▸ **EXERCISE MATERIALS**
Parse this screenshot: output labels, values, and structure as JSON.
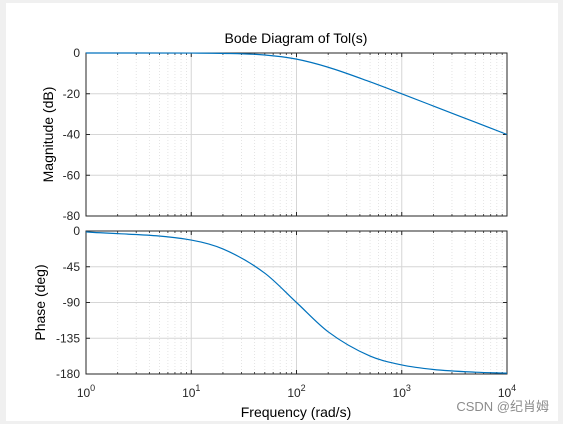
{
  "chart_data": {
    "type": "line",
    "title": "Bode Diagram of Tol(s)",
    "xlabel": "Frequency  (rad/s)",
    "xscale": "log",
    "xlim": [
      1,
      10000
    ],
    "x_ticks": [
      {
        "base": "10",
        "exp": "0"
      },
      {
        "base": "10",
        "exp": "1"
      },
      {
        "base": "10",
        "exp": "2"
      },
      {
        "base": "10",
        "exp": "3"
      },
      {
        "base": "10",
        "exp": "4"
      }
    ],
    "grid": true,
    "line_color": "#0072bd",
    "panels": [
      {
        "ylabel": "Magnitude (dB)",
        "ylim": [
          -80,
          0
        ],
        "yticks": [
          "0",
          "-20",
          "-40",
          "-60",
          "-80"
        ],
        "series": {
          "x": [
            1,
            10,
            20,
            50,
            100,
            200,
            500,
            1000,
            2000,
            5000,
            10000
          ],
          "y": [
            0,
            -0.04,
            -0.17,
            -0.97,
            -3.01,
            -6.99,
            -14.15,
            -20.04,
            -26.03,
            -33.98,
            -40
          ]
        }
      },
      {
        "ylabel": "Phase (deg)",
        "ylim": [
          -180,
          0
        ],
        "yticks": [
          "0",
          "-45",
          "-90",
          "-135",
          "-180"
        ],
        "series": {
          "x": [
            1,
            10,
            20,
            50,
            100,
            200,
            500,
            1000,
            2000,
            5000,
            10000
          ],
          "y": [
            -1.15,
            -11.4,
            -22.6,
            -53.1,
            -90,
            -126.9,
            -157.4,
            -168.6,
            -174.3,
            -177.7,
            -178.9
          ]
        }
      }
    ]
  },
  "watermark": "CSDN @纪肖姆"
}
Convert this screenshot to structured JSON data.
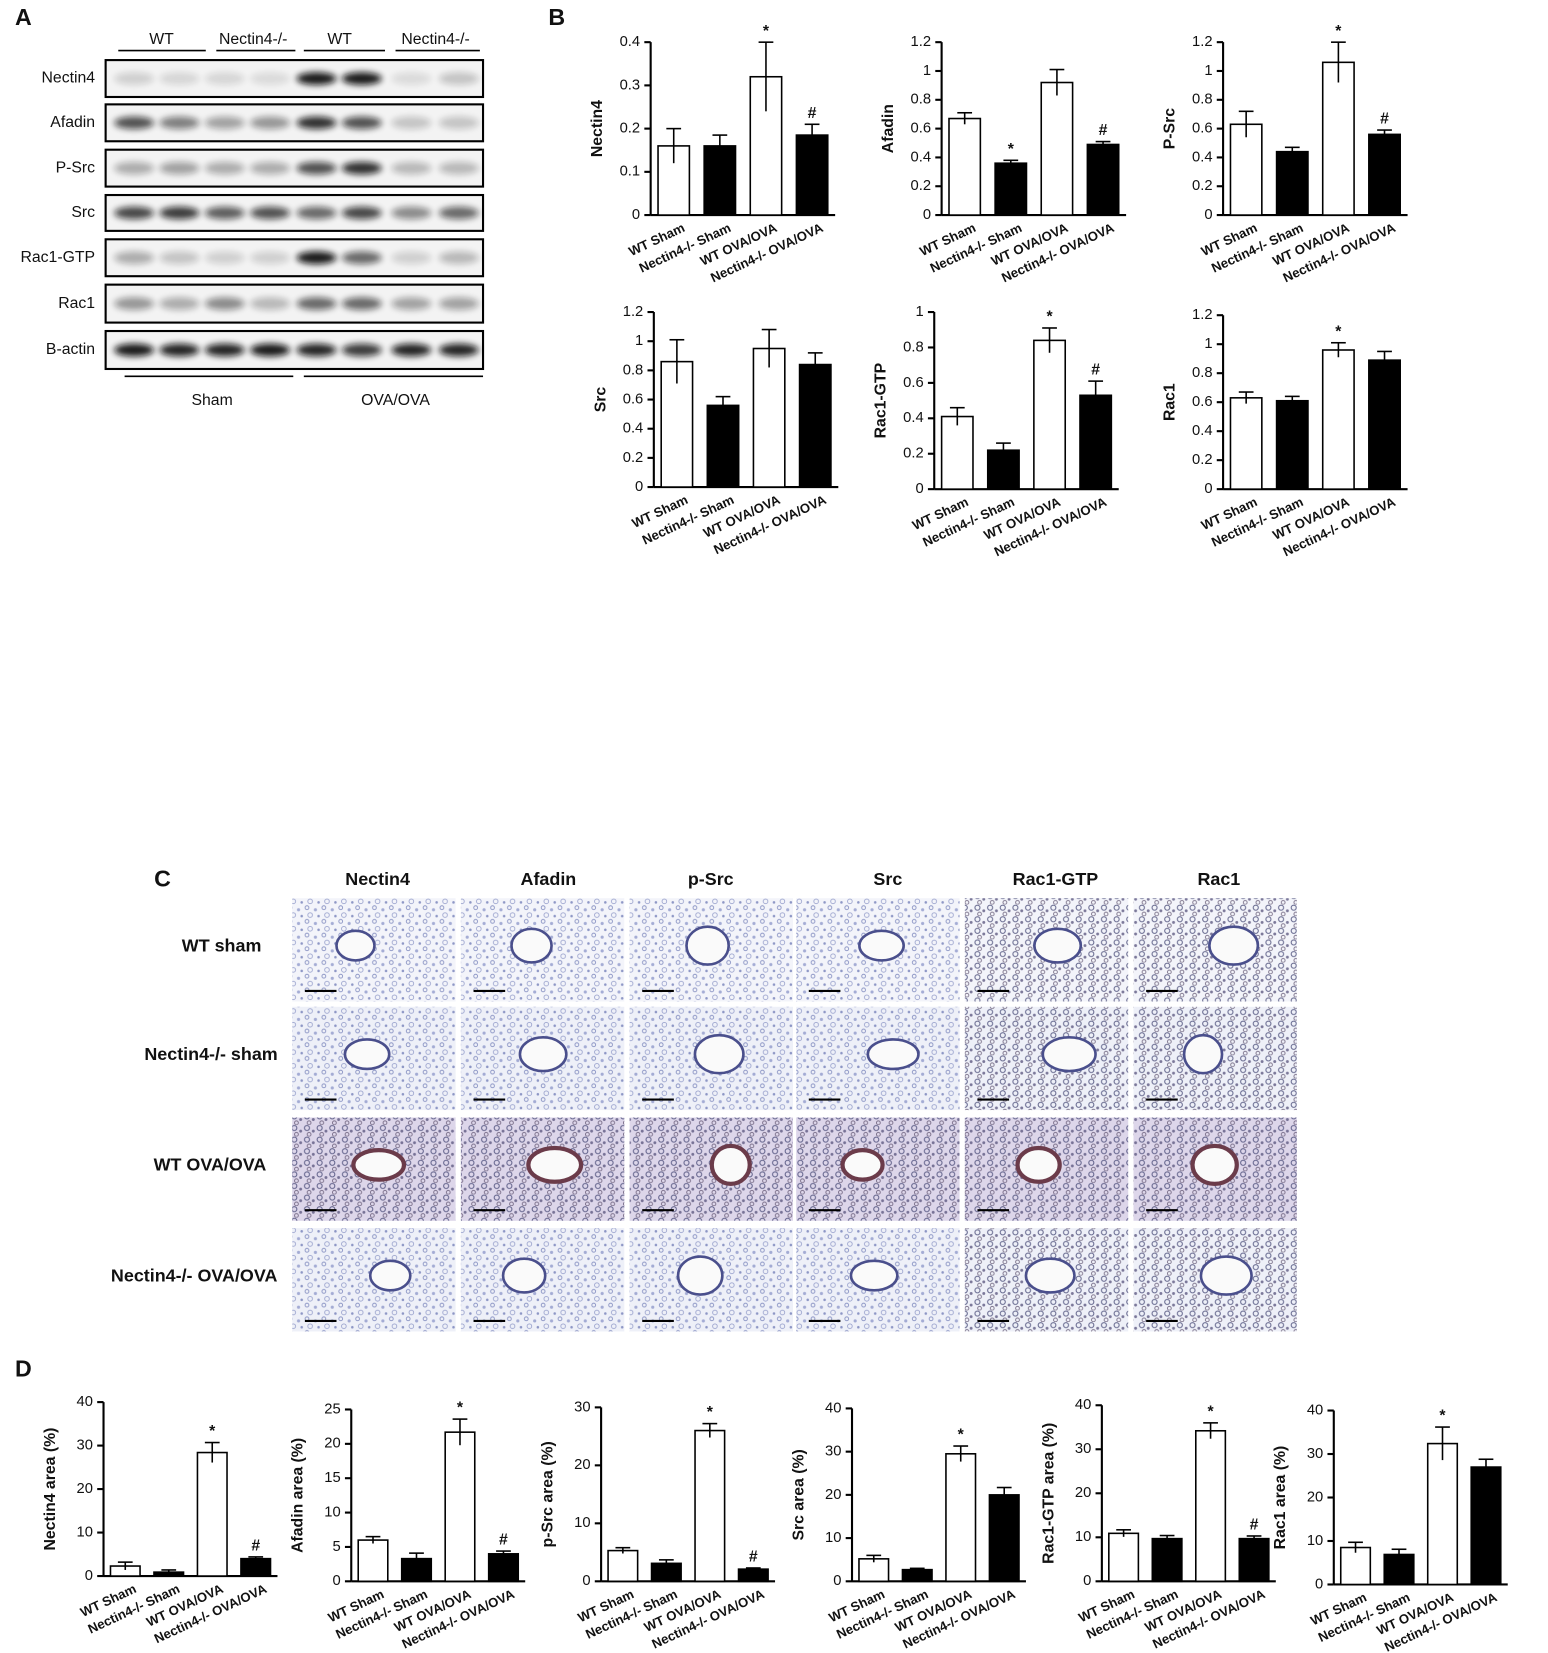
{
  "panels": {
    "a": "A",
    "b": "B",
    "c": "C",
    "d": "D"
  },
  "blot": {
    "top_groups": [
      "WT",
      "Nectin4-/-",
      "WT",
      "Nectin4-/-"
    ],
    "rows": [
      "Nectin4",
      "Afadin",
      "P-Src",
      "Src",
      "Rac1-GTP",
      "Rac1",
      "B-actin"
    ],
    "bottom_groups": [
      "Sham",
      "OVA/OVA"
    ]
  },
  "histology": {
    "columns": [
      "Nectin4",
      "Afadin",
      "p-Src",
      "Src",
      "Rac1-GTP",
      "Rac1"
    ],
    "rows": [
      "WT sham",
      "Nectin4-/- sham",
      "WT OVA/OVA",
      "Nectin4-/- OVA/OVA"
    ]
  },
  "chart_data": [
    {
      "type": "bar",
      "ylabel": "Nectin4",
      "categories": [
        "WT Sham",
        "Nectin4-/- Sham",
        "WT OVA/OVA",
        "Nectin4-/- OVA/OVA"
      ],
      "values": [
        0.16,
        0.16,
        0.32,
        0.185
      ],
      "errors": [
        0.04,
        0.025,
        0.08,
        0.025
      ],
      "annotations": [
        null,
        null,
        "*",
        "#"
      ],
      "colors": [
        "#ffffff",
        "#000000",
        "#ffffff",
        "#000000"
      ],
      "ylim": [
        0,
        0.4
      ],
      "yticks": [
        0,
        0.1,
        0.2,
        0.3,
        0.4
      ]
    },
    {
      "type": "bar",
      "ylabel": "Afadin",
      "categories": [
        "WT Sham",
        "Nectin4-/- Sham",
        "WT OVA/OVA",
        "Nectin4-/- OVA/OVA"
      ],
      "values": [
        0.67,
        0.36,
        0.92,
        0.49
      ],
      "errors": [
        0.04,
        0.02,
        0.09,
        0.02
      ],
      "annotations": [
        null,
        "*",
        null,
        "#"
      ],
      "colors": [
        "#ffffff",
        "#000000",
        "#ffffff",
        "#000000"
      ],
      "ylim": [
        0,
        1.2
      ],
      "yticks": [
        0,
        0.2,
        0.4,
        0.6,
        0.8,
        1,
        1.2
      ]
    },
    {
      "type": "bar",
      "ylabel": "P-Src",
      "categories": [
        "WT Sham",
        "Nectin4-/- Sham",
        "WT OVA/OVA",
        "Nectin4-/- OVA/OVA"
      ],
      "values": [
        0.63,
        0.44,
        1.06,
        0.56
      ],
      "errors": [
        0.09,
        0.03,
        0.14,
        0.03
      ],
      "annotations": [
        null,
        null,
        "*",
        "#"
      ],
      "colors": [
        "#ffffff",
        "#000000",
        "#ffffff",
        "#000000"
      ],
      "ylim": [
        0,
        1.2
      ],
      "yticks": [
        0,
        0.2,
        0.4,
        0.6,
        0.8,
        1,
        1.2
      ]
    },
    {
      "type": "bar",
      "ylabel": "Src",
      "categories": [
        "WT Sham",
        "Nectin4-/- Sham",
        "WT OVA/OVA",
        "Nectin4-/- OVA/OVA"
      ],
      "values": [
        0.86,
        0.56,
        0.95,
        0.84
      ],
      "errors": [
        0.15,
        0.06,
        0.13,
        0.08
      ],
      "annotations": [
        null,
        null,
        null,
        null
      ],
      "colors": [
        "#ffffff",
        "#000000",
        "#ffffff",
        "#000000"
      ],
      "ylim": [
        0,
        1.2
      ],
      "yticks": [
        0,
        0.2,
        0.4,
        0.6,
        0.8,
        1,
        1.2
      ]
    },
    {
      "type": "bar",
      "ylabel": "Rac1-GTP",
      "categories": [
        "WT Sham",
        "Nectin4-/- Sham",
        "WT OVA/OVA",
        "Nectin4-/- OVA/OVA"
      ],
      "values": [
        0.41,
        0.22,
        0.84,
        0.53
      ],
      "errors": [
        0.05,
        0.04,
        0.07,
        0.08
      ],
      "annotations": [
        null,
        null,
        "*",
        "#"
      ],
      "colors": [
        "#ffffff",
        "#000000",
        "#ffffff",
        "#000000"
      ],
      "ylim": [
        0,
        1
      ],
      "yticks": [
        0,
        0.2,
        0.4,
        0.6,
        0.8,
        1
      ]
    },
    {
      "type": "bar",
      "ylabel": "Rac1",
      "categories": [
        "WT Sham",
        "Nectin4-/- Sham",
        "WT OVA/OVA",
        "Nectin4-/- OVA/OVA"
      ],
      "values": [
        0.63,
        0.61,
        0.96,
        0.89
      ],
      "errors": [
        0.04,
        0.03,
        0.05,
        0.06
      ],
      "annotations": [
        null,
        null,
        "*",
        null
      ],
      "colors": [
        "#ffffff",
        "#000000",
        "#ffffff",
        "#000000"
      ],
      "ylim": [
        0,
        1.2
      ],
      "yticks": [
        0,
        0.2,
        0.4,
        0.6,
        0.8,
        1,
        1.2
      ]
    },
    {
      "type": "bar",
      "ylabel": "Nectin4 area (%)",
      "categories": [
        "WT Sham",
        "Nectin4-/- Sham",
        "WT OVA/OVA",
        "Nectin4-/- OVA/OVA"
      ],
      "values": [
        2.3,
        0.9,
        28.4,
        4.0
      ],
      "errors": [
        0.9,
        0.5,
        2.3,
        0.4
      ],
      "annotations": [
        null,
        null,
        "*",
        "#"
      ],
      "colors": [
        "#ffffff",
        "#000000",
        "#ffffff",
        "#000000"
      ],
      "ylim": [
        0,
        40
      ],
      "yticks": [
        0,
        10,
        20,
        30,
        40
      ]
    },
    {
      "type": "bar",
      "ylabel": "Afadin area (%)",
      "categories": [
        "WT Sham",
        "Nectin4-/- Sham",
        "WT OVA/OVA",
        "Nectin4-/- OVA/OVA"
      ],
      "values": [
        6.0,
        3.3,
        21.7,
        4.0
      ],
      "errors": [
        0.5,
        0.8,
        1.9,
        0.4
      ],
      "annotations": [
        null,
        null,
        "*",
        "#"
      ],
      "colors": [
        "#ffffff",
        "#000000",
        "#ffffff",
        "#000000"
      ],
      "ylim": [
        0,
        25
      ],
      "yticks": [
        0,
        5,
        10,
        15,
        20,
        25
      ]
    },
    {
      "type": "bar",
      "ylabel": "p-Src area (%)",
      "categories": [
        "WT Sham",
        "Nectin4-/- Sham",
        "WT OVA/OVA",
        "Nectin4-/- OVA/OVA"
      ],
      "values": [
        5.3,
        3.1,
        26.0,
        2.1
      ],
      "errors": [
        0.5,
        0.6,
        1.2,
        0.2
      ],
      "annotations": [
        null,
        null,
        "*",
        "#"
      ],
      "colors": [
        "#ffffff",
        "#000000",
        "#ffffff",
        "#000000"
      ],
      "ylim": [
        0,
        30
      ],
      "yticks": [
        0,
        10,
        20,
        30
      ]
    },
    {
      "type": "bar",
      "ylabel": "Src area (%)",
      "categories": [
        "WT Sham",
        "Nectin4-/- Sham",
        "WT OVA/OVA",
        "Nectin4-/- OVA/OVA"
      ],
      "values": [
        5.2,
        2.7,
        29.5,
        20.0
      ],
      "errors": [
        0.8,
        0.3,
        1.8,
        1.7
      ],
      "annotations": [
        null,
        null,
        "*",
        null
      ],
      "colors": [
        "#ffffff",
        "#000000",
        "#ffffff",
        "#000000"
      ],
      "ylim": [
        0,
        40
      ],
      "yticks": [
        0,
        10,
        20,
        30,
        40
      ]
    },
    {
      "type": "bar",
      "ylabel": "Rac1-GTP area (%)",
      "categories": [
        "WT Sham",
        "Nectin4-/- Sham",
        "WT OVA/OVA",
        "Nectin4-/- OVA/OVA"
      ],
      "values": [
        10.9,
        9.7,
        34.2,
        9.7
      ],
      "errors": [
        0.8,
        0.7,
        1.8,
        0.6
      ],
      "annotations": [
        null,
        null,
        "*",
        "#"
      ],
      "colors": [
        "#ffffff",
        "#000000",
        "#ffffff",
        "#000000"
      ],
      "ylim": [
        0,
        40
      ],
      "yticks": [
        0,
        10,
        20,
        30,
        40
      ]
    },
    {
      "type": "bar",
      "ylabel": "Rac1 area (%)",
      "categories": [
        "WT Sham",
        "Nectin4-/- Sham",
        "WT OVA/OVA",
        "Nectin4-/- OVA/OVA"
      ],
      "values": [
        8.5,
        6.9,
        32.4,
        27.0
      ],
      "errors": [
        1.2,
        1.2,
        3.8,
        1.8
      ],
      "annotations": [
        null,
        null,
        "*",
        null
      ],
      "colors": [
        "#ffffff",
        "#000000",
        "#ffffff",
        "#000000"
      ],
      "ylim": [
        0,
        40
      ],
      "yticks": [
        0,
        10,
        20,
        30,
        40
      ]
    }
  ]
}
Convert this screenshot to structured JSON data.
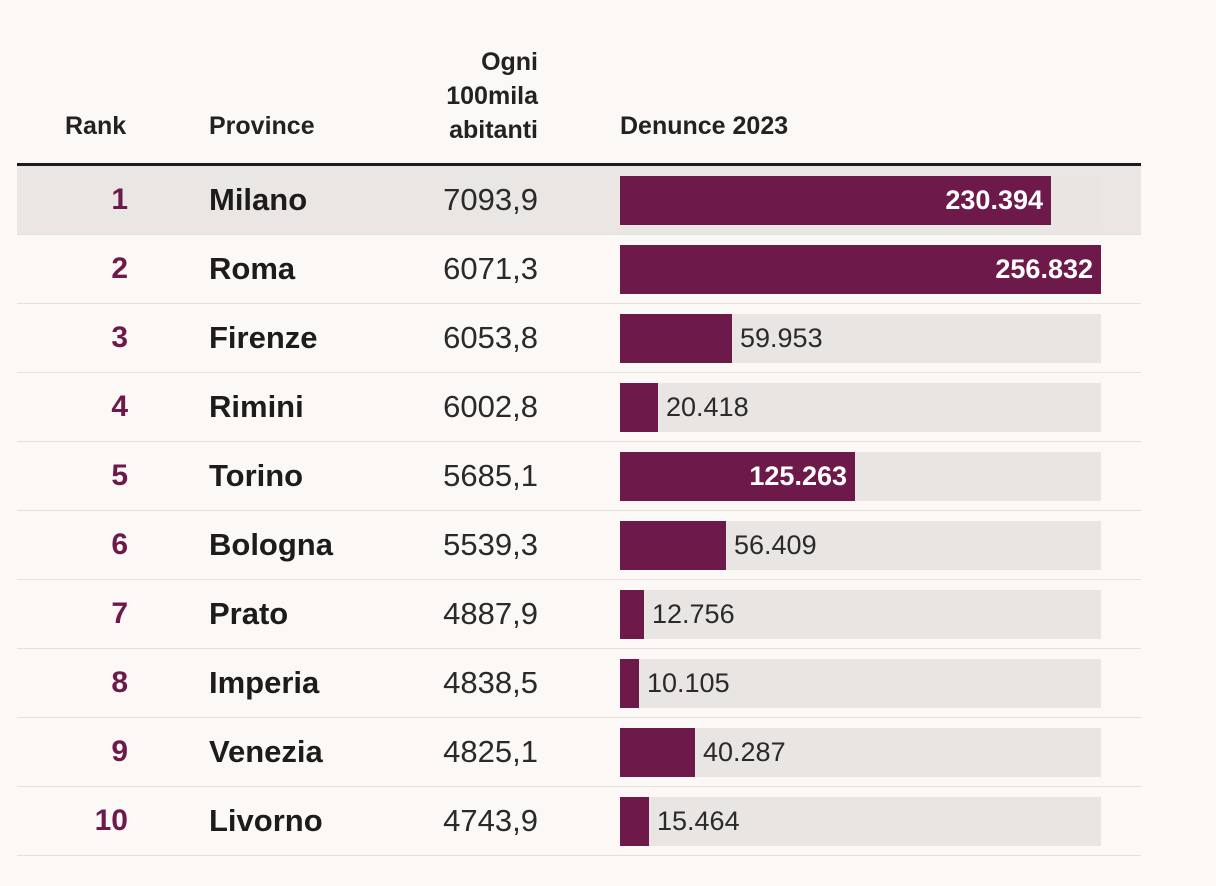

▸ **EXERCISE OBJECTIVE**
Identify each line in the records above that contains the word "Afadin", and copy it out in full.

▸ **RESPONSE TO THIS TASK**
      "Afadin",
      "Afadin",
      "ylabel": "Afadin",
      "ylabel": "Afadin area (%)",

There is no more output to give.